TASK BRIEF:
In the data, extract each line that holds the string "interior".

MATERIAL TO PROCESS:
◆ ◆ ◆ ◆ ◆ ◆ ◆

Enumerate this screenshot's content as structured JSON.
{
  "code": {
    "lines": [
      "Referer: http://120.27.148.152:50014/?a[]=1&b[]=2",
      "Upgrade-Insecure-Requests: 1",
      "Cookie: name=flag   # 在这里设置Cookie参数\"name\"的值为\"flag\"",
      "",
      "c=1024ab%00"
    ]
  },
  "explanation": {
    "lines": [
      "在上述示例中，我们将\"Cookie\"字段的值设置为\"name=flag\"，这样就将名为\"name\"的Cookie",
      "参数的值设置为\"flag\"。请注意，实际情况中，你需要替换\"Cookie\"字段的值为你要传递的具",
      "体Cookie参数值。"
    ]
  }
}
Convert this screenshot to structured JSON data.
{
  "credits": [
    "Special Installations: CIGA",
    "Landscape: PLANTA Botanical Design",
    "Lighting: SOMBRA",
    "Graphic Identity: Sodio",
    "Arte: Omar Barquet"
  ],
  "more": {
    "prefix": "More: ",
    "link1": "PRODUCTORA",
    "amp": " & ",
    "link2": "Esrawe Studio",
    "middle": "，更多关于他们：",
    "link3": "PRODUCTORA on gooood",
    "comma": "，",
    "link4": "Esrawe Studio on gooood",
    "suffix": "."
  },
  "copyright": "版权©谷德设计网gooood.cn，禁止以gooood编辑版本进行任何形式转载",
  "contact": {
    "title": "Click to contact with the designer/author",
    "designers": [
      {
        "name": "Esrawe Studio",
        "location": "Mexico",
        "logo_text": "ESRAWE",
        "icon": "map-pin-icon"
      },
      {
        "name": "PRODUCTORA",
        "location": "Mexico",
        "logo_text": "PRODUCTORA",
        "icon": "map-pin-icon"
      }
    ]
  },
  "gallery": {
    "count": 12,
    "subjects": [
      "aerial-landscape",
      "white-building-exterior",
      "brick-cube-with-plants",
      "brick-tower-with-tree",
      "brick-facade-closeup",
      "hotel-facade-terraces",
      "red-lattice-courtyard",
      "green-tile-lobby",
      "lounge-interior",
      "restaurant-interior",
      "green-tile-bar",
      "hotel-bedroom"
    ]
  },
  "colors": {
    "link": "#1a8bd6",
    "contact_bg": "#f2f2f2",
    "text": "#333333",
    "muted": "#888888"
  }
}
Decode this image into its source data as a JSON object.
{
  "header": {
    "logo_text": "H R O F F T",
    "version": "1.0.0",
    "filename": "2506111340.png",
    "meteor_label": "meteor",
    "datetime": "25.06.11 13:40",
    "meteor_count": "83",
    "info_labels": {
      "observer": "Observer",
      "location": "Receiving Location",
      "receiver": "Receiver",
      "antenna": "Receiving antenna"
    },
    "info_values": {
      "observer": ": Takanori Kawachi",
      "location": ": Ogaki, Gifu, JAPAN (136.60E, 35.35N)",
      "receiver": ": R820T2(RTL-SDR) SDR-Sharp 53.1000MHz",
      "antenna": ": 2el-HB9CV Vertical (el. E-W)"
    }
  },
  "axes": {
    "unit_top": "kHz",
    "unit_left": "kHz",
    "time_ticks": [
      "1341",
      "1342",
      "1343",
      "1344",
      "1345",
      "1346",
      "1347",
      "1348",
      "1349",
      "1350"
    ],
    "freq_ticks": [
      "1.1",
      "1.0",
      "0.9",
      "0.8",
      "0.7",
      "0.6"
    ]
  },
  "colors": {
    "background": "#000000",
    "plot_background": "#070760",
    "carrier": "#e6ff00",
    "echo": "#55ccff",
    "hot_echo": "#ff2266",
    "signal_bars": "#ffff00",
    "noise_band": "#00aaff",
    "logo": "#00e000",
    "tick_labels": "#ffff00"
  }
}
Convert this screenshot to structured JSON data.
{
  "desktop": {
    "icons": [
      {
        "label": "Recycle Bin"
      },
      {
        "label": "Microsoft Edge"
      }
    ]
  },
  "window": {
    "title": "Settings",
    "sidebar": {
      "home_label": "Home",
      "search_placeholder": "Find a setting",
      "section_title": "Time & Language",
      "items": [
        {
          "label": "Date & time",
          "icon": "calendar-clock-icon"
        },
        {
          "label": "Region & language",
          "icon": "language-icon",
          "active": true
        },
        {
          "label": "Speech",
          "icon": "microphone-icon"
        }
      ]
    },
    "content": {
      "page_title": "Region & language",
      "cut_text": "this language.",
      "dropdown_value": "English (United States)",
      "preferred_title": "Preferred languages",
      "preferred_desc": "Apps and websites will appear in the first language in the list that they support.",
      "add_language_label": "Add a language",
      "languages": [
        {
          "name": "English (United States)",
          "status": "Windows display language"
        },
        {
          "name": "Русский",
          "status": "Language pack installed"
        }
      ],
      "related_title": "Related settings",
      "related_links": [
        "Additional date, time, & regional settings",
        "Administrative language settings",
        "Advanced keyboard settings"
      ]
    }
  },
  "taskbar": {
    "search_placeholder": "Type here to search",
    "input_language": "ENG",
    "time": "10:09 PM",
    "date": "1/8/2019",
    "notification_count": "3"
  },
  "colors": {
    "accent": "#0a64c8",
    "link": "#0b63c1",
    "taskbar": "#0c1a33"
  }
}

◆ ◆ ◆ ◆ ◆ ◆ ◆

TASK ANSWER:
      "lounge-interior",
      "restaurant-interior",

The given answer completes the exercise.